§ Given exercise
Copy each entry as it stands, leaving nothing out.

Figure contents as structured data
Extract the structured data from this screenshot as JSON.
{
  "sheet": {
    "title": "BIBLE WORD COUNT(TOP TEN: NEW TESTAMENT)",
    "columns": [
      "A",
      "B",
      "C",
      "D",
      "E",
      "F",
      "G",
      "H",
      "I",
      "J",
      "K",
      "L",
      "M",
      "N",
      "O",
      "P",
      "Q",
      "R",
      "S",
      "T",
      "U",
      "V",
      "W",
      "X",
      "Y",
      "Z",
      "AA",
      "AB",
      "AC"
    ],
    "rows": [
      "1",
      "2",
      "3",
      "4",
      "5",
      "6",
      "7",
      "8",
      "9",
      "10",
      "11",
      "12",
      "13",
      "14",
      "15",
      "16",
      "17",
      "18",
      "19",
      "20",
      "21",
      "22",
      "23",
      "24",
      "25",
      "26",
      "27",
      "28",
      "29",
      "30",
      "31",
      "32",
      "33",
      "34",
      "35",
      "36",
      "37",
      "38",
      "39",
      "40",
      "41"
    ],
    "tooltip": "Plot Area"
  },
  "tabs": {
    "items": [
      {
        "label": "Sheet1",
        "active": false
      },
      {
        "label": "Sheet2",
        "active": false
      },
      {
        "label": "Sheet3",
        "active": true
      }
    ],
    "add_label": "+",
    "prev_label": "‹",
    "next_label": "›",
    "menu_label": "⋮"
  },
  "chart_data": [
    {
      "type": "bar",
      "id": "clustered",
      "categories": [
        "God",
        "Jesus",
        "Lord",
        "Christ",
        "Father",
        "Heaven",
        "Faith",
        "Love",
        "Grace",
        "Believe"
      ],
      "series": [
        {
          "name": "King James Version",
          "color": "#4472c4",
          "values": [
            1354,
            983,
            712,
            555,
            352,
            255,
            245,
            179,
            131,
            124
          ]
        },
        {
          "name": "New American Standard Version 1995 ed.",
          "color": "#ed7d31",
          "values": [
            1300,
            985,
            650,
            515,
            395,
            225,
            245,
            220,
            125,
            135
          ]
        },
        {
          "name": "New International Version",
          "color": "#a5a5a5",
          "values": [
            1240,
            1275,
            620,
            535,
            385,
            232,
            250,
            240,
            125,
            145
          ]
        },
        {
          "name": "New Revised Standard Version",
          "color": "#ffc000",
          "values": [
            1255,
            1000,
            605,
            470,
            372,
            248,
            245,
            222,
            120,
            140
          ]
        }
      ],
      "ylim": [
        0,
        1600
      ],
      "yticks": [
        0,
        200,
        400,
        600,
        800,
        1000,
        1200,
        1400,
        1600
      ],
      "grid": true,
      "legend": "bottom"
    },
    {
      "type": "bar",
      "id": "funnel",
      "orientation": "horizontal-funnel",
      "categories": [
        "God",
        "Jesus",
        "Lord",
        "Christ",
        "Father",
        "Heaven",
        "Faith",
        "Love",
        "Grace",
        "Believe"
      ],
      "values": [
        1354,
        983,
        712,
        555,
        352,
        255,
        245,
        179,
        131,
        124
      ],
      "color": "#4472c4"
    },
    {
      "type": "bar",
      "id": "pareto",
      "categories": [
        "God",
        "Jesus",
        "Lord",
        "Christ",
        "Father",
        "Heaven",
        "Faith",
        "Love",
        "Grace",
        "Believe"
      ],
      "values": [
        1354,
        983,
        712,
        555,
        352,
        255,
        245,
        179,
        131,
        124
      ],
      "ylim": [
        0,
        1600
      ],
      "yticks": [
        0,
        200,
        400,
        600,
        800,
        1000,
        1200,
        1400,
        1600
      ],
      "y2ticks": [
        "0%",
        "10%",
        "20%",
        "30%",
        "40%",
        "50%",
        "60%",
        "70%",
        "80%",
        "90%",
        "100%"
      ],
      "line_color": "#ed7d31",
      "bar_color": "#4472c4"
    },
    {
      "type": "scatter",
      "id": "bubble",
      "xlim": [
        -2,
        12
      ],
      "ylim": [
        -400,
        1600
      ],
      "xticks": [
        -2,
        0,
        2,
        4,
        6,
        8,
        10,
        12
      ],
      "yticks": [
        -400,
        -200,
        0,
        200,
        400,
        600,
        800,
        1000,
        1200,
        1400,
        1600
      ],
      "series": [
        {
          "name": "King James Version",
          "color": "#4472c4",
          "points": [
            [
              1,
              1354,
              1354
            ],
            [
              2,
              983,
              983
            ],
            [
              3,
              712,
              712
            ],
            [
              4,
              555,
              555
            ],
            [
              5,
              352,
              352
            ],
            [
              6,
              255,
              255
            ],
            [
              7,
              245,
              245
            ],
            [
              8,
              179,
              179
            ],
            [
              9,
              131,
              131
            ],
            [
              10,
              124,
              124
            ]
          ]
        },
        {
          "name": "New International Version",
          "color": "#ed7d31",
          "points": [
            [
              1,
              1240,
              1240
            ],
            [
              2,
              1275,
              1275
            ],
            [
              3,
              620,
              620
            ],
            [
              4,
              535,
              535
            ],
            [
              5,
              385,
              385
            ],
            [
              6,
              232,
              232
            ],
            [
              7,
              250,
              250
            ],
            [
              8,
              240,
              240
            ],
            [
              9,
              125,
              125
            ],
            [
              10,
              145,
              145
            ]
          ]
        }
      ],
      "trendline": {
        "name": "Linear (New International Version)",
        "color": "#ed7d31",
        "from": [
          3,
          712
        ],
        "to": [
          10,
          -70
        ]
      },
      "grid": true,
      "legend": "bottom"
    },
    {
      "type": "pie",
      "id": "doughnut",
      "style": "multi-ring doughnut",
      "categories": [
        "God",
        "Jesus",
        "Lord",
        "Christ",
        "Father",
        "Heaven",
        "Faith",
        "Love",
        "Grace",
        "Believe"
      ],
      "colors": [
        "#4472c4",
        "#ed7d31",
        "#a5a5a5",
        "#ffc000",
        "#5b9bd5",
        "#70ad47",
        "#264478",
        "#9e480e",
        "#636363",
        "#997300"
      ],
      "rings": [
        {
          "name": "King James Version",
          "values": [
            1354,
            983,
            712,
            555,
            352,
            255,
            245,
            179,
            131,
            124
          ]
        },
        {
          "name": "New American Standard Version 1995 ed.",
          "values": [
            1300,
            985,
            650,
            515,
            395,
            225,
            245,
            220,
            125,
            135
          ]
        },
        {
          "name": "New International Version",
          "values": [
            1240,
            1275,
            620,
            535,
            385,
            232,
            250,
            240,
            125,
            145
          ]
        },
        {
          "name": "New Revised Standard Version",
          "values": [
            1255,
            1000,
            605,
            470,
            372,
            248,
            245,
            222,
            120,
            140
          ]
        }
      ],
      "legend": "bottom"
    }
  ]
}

§ Task output
Extract the structured data from this screenshot as JSON.
{
  "sheet": {
    "title": "BIBLE WORD COUNT(TOP TEN: NEW TESTAMENT)",
    "columns": [
      "A",
      "B",
      "C",
      "D",
      "E",
      "F",
      "G",
      "H",
      "I",
      "J",
      "K",
      "L",
      "M",
      "N",
      "O",
      "P",
      "Q",
      "R",
      "S",
      "T",
      "U",
      "V",
      "W",
      "X",
      "Y",
      "Z",
      "AA",
      "AB",
      "AC"
    ],
    "rows": [
      "1",
      "2",
      "3",
      "4",
      "5",
      "6",
      "7",
      "8",
      "9",
      "10",
      "11",
      "12",
      "13",
      "14",
      "15",
      "16",
      "17",
      "18",
      "19",
      "20",
      "21",
      "22",
      "23",
      "24",
      "25",
      "26",
      "27",
      "28",
      "29",
      "30",
      "31",
      "32",
      "33",
      "34",
      "35",
      "36",
      "37",
      "38",
      "39",
      "40",
      "41"
    ],
    "tooltip": "Plot Area"
  },
  "tabs": {
    "items": [
      {
        "label": "Sheet1",
        "active": false
      },
      {
        "label": "Sheet2",
        "active": false
      },
      {
        "label": "Sheet3",
        "active": true
      }
    ],
    "add_label": "+",
    "prev_label": "‹",
    "next_label": "›",
    "menu_label": "⋮"
  },
  "chart_data": [
    {
      "type": "bar",
      "id": "clustered",
      "categories": [
        "God",
        "Jesus",
        "Lord",
        "Christ",
        "Father",
        "Heaven",
        "Faith",
        "Love",
        "Grace",
        "Believe"
      ],
      "series": [
        {
          "name": "King James Version",
          "color": "#4472c4",
          "values": [
            1354,
            983,
            712,
            555,
            352,
            255,
            245,
            179,
            131,
            124
          ]
        },
        {
          "name": "New American Standard Version 1995 ed.",
          "color": "#ed7d31",
          "values": [
            1300,
            985,
            650,
            515,
            395,
            225,
            245,
            220,
            125,
            135
          ]
        },
        {
          "name": "New International Version",
          "color": "#a5a5a5",
          "values": [
            1240,
            1275,
            620,
            535,
            385,
            232,
            250,
            240,
            125,
            145
          ]
        },
        {
          "name": "New Revised Standard Version",
          "color": "#ffc000",
          "values": [
            1255,
            1000,
            605,
            470,
            372,
            248,
            245,
            222,
            120,
            140
          ]
        }
      ],
      "ylim": [
        0,
        1600
      ],
      "yticks": [
        0,
        200,
        400,
        600,
        800,
        1000,
        1200,
        1400,
        1600
      ],
      "grid": true,
      "legend": "bottom"
    },
    {
      "type": "bar",
      "id": "funnel",
      "orientation": "horizontal-funnel",
      "categories": [
        "God",
        "Jesus",
        "Lord",
        "Christ",
        "Father",
        "Heaven",
        "Faith",
        "Love",
        "Grace",
        "Believe"
      ],
      "values": [
        1354,
        983,
        712,
        555,
        352,
        255,
        245,
        179,
        131,
        124
      ],
      "color": "#4472c4"
    },
    {
      "type": "bar",
      "id": "pareto",
      "categories": [
        "God",
        "Jesus",
        "Lord",
        "Christ",
        "Father",
        "Heaven",
        "Faith",
        "Love",
        "Grace",
        "Believe"
      ],
      "values": [
        1354,
        983,
        712,
        555,
        352,
        255,
        245,
        179,
        131,
        124
      ],
      "ylim": [
        0,
        1600
      ],
      "yticks": [
        0,
        200,
        400,
        600,
        800,
        1000,
        1200,
        1400,
        1600
      ],
      "y2ticks": [
        "0%",
        "10%",
        "20%",
        "30%",
        "40%",
        "50%",
        "60%",
        "70%",
        "80%",
        "90%",
        "100%"
      ],
      "line_color": "#ed7d31",
      "bar_color": "#4472c4"
    },
    {
      "type": "scatter",
      "id": "bubble",
      "xlim": [
        -2,
        12
      ],
      "ylim": [
        -400,
        1600
      ],
      "xticks": [
        -2,
        0,
        2,
        4,
        6,
        8,
        10,
        12
      ],
      "yticks": [
        -400,
        -200,
        0,
        200,
        400,
        600,
        800,
        1000,
        1200,
        1400,
        1600
      ],
      "series": [
        {
          "name": "King James Version",
          "color": "#4472c4",
          "points": [
            [
              1,
              1354,
              1354
            ],
            [
              2,
              983,
              983
            ],
            [
              3,
              712,
              712
            ],
            [
              4,
              555,
              555
            ],
            [
              5,
              352,
              352
            ],
            [
              6,
              255,
              255
            ],
            [
              7,
              245,
              245
            ],
            [
              8,
              179,
              179
            ],
            [
              9,
              131,
              131
            ],
            [
              10,
              124,
              124
            ]
          ]
        },
        {
          "name": "New International Version",
          "color": "#ed7d31",
          "points": [
            [
              1,
              1240,
              1240
            ],
            [
              2,
              1275,
              1275
            ],
            [
              3,
              620,
              620
            ],
            [
              4,
              535,
              535
            ],
            [
              5,
              385,
              385
            ],
            [
              6,
              232,
              232
            ],
            [
              7,
              250,
              250
            ],
            [
              8,
              240,
              240
            ],
            [
              9,
              125,
              125
            ],
            [
              10,
              145,
              145
            ]
          ]
        }
      ],
      "trendline": {
        "name": "Linear (New International Version)",
        "color": "#ed7d31",
        "from": [
          3,
          712
        ],
        "to": [
          10,
          -70
        ]
      },
      "grid": true,
      "legend": "bottom"
    },
    {
      "type": "pie",
      "id": "doughnut",
      "style": "multi-ring doughnut",
      "categories": [
        "God",
        "Jesus",
        "Lord",
        "Christ",
        "Father",
        "Heaven",
        "Faith",
        "Love",
        "Grace",
        "Believe"
      ],
      "colors": [
        "#4472c4",
        "#ed7d31",
        "#a5a5a5",
        "#ffc000",
        "#5b9bd5",
        "#70ad47",
        "#264478",
        "#9e480e",
        "#636363",
        "#997300"
      ],
      "rings": [
        {
          "name": "King James Version",
          "values": [
            1354,
            983,
            712,
            555,
            352,
            255,
            245,
            179,
            131,
            124
          ]
        },
        {
          "name": "New American Standard Version 1995 ed.",
          "values": [
            1300,
            985,
            650,
            515,
            395,
            225,
            245,
            220,
            125,
            135
          ]
        },
        {
          "name": "New International Version",
          "values": [
            1240,
            1275,
            620,
            535,
            385,
            232,
            250,
            240,
            125,
            145
          ]
        },
        {
          "name": "New Revised Standard Version",
          "values": [
            1255,
            1000,
            605,
            470,
            372,
            248,
            245,
            222,
            120,
            140
          ]
        }
      ],
      "legend": "bottom"
    }
  ]
}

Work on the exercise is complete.